Repeat every record below exactly, leaving out the pictures.

--- Begin RECORDS SUPPLIED ---

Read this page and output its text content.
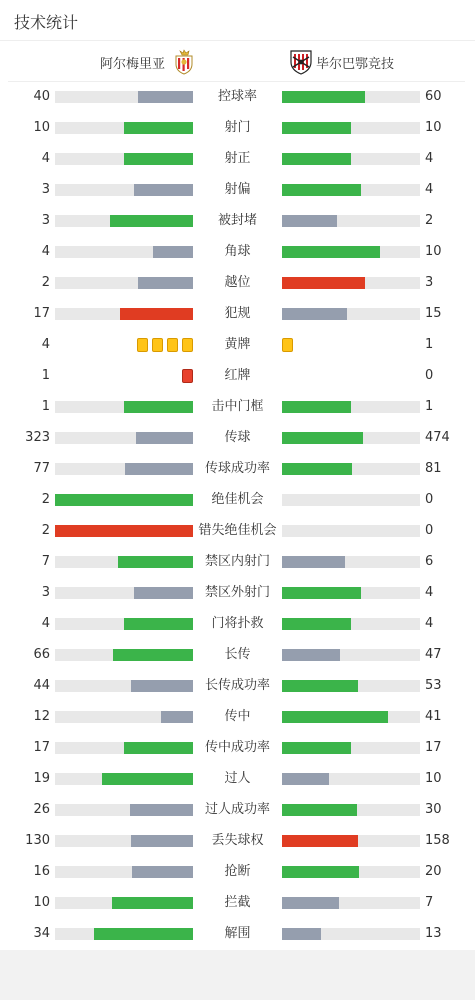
技术统计
阿尔梅里亚	毕尔巴鄂竞技
40	控球率	60
10	射门	10
4	射正	4
3	射偏	4
3	被封堵	2
4	角球	10
2	越位	3
17	犯规	15
4	黄牌	1
1	红牌	0
1	击中门框	1
323	传球	474
77	传球成功率	81
2	绝佳机会	0
2	错失绝佳机会	0
7	禁区内射门	6
3	禁区外射门	4
4	门将扑救	4
66	长传	47
44	长传成功率	53
12	传中	41
17	传中成功率	17
19	过人	10
26	过人成功率	30
130	丢失球权	158
16	抢断	20
10	拦截	7
34	解围	13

--- End RECORDS SUPPLIED ---

FINAL ANSWER:
Read this page and output its text content.
技术统计
阿尔梅里亚	毕尔巴鄂竞技
40	控球率	60
10	射门	10
4	射正	4
3	射偏	4
3	被封堵	2
4	角球	10
2	越位	3
17	犯规	15
4	黄牌	1
1	红牌	0
1	击中门框	1
323	传球	474
77	传球成功率	81
2	绝佳机会	0
2	错失绝佳机会	0
7	禁区内射门	6
3	禁区外射门	4
4	门将扑救	4
66	长传	47
44	长传成功率	53
12	传中	41
17	传中成功率	17
19	过人	10
26	过人成功率	30
130	丢失球权	158
16	抢断	20
10	拦截	7
34	解围	13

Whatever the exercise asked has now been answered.